── Entries

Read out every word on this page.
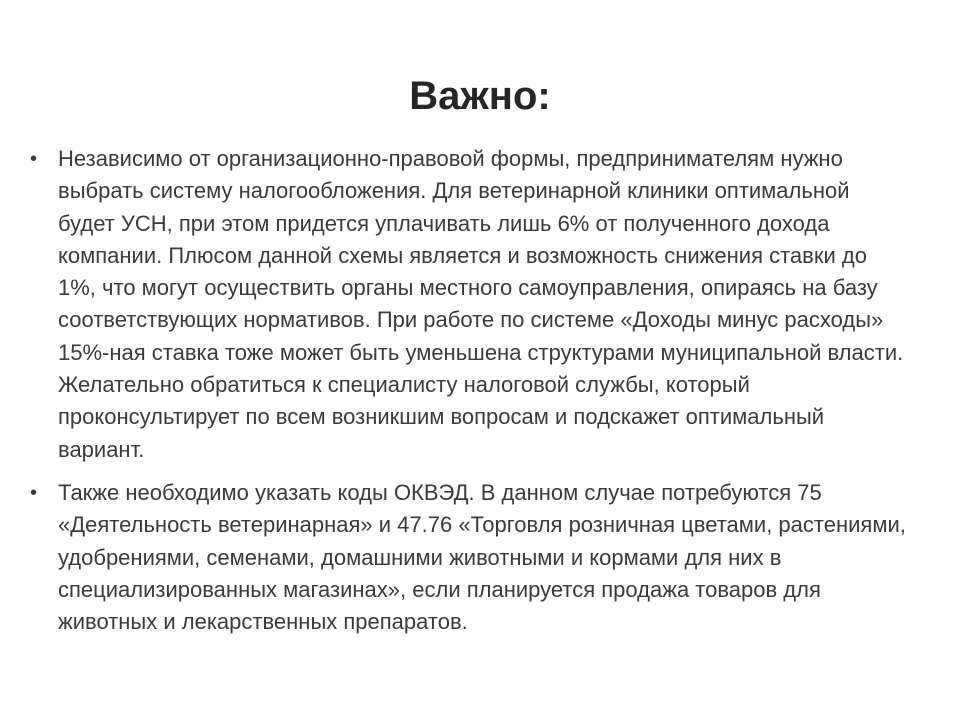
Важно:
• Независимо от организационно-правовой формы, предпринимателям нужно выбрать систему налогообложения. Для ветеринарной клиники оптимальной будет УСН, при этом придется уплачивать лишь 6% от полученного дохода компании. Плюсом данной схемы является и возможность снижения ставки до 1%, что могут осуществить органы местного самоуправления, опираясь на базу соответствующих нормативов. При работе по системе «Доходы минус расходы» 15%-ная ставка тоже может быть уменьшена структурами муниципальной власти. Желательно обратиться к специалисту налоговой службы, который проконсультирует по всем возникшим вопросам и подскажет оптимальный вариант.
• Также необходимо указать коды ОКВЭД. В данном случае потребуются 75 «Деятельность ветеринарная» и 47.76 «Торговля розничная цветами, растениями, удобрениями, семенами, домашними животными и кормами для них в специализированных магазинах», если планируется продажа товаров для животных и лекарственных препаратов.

────
── Entries

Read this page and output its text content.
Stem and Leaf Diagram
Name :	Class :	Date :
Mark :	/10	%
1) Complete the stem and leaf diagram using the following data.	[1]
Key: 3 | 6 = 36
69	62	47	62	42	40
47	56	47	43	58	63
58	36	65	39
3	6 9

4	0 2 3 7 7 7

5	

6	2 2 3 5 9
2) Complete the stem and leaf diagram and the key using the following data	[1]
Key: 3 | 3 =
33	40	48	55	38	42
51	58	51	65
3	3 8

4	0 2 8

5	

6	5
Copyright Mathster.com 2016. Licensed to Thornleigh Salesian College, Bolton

────

Task directions: Among the lines of the data above, count those holding "page" and state only the number.

Solution to this task: 2